*TASK BRIEF*.
Starting with the line that contains "Transcribe this image's", copy every line through the end of the data below, exactly and with nothing added.
******************************
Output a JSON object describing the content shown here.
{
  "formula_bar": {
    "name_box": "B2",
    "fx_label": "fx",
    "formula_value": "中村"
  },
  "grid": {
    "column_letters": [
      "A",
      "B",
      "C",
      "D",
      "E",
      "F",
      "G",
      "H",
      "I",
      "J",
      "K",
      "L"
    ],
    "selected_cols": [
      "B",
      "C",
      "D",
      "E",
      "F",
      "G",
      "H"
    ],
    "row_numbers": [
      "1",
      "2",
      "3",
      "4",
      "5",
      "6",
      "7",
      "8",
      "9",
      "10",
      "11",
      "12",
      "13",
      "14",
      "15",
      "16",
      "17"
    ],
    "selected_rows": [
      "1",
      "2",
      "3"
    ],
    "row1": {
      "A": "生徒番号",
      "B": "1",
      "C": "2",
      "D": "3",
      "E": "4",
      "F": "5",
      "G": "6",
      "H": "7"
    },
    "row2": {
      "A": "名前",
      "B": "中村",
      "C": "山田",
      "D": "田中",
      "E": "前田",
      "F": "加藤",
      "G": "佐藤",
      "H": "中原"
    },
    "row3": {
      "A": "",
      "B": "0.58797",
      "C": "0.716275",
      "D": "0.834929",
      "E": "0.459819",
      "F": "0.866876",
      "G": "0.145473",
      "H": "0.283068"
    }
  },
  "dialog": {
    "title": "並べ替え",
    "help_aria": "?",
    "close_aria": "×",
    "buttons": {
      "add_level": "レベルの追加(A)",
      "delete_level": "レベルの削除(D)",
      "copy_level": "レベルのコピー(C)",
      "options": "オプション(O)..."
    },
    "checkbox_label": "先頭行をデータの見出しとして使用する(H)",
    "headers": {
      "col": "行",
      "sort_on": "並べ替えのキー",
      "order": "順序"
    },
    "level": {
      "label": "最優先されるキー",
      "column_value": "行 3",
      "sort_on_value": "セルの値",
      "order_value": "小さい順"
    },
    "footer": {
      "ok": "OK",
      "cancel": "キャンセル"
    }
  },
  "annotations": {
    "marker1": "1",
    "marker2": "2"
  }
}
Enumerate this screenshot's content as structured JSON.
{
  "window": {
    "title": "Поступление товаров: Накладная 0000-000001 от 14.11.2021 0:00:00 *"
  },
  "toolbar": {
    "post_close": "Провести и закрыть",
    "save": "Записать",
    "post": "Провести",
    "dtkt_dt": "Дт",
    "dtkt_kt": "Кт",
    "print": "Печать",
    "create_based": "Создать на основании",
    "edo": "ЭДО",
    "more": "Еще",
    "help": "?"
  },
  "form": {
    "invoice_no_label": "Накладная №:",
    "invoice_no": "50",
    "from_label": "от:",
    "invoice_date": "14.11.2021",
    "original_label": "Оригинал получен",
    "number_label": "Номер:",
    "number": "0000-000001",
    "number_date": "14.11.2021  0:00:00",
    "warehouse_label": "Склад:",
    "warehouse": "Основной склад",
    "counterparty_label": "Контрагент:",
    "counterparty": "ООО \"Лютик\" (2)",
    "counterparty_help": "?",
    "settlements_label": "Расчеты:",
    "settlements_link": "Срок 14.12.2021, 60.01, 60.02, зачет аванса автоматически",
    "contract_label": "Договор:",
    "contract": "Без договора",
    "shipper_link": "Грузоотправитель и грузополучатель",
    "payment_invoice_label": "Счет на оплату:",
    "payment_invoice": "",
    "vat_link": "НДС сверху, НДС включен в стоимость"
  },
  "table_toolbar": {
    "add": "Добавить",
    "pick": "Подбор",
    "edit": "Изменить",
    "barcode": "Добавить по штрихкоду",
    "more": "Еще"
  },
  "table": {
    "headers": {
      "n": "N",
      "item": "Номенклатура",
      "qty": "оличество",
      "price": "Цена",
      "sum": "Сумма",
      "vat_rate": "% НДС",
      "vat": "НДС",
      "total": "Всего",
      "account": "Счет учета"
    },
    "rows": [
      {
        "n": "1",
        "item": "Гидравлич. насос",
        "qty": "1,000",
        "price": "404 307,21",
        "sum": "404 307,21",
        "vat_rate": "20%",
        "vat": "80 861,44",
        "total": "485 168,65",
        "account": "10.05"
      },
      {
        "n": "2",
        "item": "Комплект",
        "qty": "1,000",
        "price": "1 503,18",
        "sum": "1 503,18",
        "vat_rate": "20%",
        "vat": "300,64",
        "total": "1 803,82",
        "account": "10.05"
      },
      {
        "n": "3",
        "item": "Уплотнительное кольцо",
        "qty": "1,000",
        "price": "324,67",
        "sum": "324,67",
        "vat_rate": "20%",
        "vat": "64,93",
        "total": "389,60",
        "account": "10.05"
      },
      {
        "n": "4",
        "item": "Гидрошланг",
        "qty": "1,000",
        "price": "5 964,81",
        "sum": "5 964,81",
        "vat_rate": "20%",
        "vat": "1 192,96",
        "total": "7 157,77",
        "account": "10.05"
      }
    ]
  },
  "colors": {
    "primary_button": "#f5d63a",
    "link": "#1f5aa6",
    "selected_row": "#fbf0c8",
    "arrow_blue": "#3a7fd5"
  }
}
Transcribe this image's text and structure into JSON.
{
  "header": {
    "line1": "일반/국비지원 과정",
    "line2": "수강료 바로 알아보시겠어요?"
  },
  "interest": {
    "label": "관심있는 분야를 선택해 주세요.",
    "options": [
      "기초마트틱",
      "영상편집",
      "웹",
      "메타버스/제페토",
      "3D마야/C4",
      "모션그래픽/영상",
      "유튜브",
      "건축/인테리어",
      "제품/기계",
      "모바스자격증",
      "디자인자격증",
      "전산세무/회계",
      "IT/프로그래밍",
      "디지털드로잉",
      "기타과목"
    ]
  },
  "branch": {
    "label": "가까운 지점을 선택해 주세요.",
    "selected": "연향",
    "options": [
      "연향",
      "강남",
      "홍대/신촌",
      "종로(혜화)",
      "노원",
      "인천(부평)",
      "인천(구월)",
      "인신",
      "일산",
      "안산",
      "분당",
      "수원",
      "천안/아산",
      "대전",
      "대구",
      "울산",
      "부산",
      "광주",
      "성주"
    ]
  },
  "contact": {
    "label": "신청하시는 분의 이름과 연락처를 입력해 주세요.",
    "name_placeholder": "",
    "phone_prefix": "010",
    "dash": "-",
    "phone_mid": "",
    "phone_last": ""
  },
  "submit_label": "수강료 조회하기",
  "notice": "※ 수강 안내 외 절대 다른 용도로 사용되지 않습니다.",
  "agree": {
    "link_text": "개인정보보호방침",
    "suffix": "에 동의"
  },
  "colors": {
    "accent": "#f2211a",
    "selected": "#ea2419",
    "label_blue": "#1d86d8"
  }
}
******************************
*CORRECT RESPONSE*.
Transcribe this image's text and structure into JSON.
{
  "header": {
    "line1": "일반/국비지원 과정",
    "line2": "수강료 바로 알아보시겠어요?"
  },
  "interest": {
    "label": "관심있는 분야를 선택해 주세요.",
    "options": [
      "기초마트틱",
      "영상편집",
      "웹",
      "메타버스/제페토",
      "3D마야/C4",
      "모션그래픽/영상",
      "유튜브",
      "건축/인테리어",
      "제품/기계",
      "모바스자격증",
      "디자인자격증",
      "전산세무/회계",
      "IT/프로그래밍",
      "디지털드로잉",
      "기타과목"
    ]
  },
  "branch": {
    "label": "가까운 지점을 선택해 주세요.",
    "selected": "연향",
    "options": [
      "연향",
      "강남",
      "홍대/신촌",
      "종로(혜화)",
      "노원",
      "인천(부평)",
      "인천(구월)",
      "인신",
      "일산",
      "안산",
      "분당",
      "수원",
      "천안/아산",
      "대전",
      "대구",
      "울산",
      "부산",
      "광주",
      "성주"
    ]
  },
  "contact": {
    "label": "신청하시는 분의 이름과 연락처를 입력해 주세요.",
    "name_placeholder": "",
    "phone_prefix": "010",
    "dash": "-",
    "phone_mid": "",
    "phone_last": ""
  },
  "submit_label": "수강료 조회하기",
  "notice": "※ 수강 안내 외 절대 다른 용도로 사용되지 않습니다.",
  "agree": {
    "link_text": "개인정보보호방침",
    "suffix": "에 동의"
  },
  "colors": {
    "accent": "#f2211a",
    "selected": "#ea2419",
    "label_blue": "#1d86d8"
  }
}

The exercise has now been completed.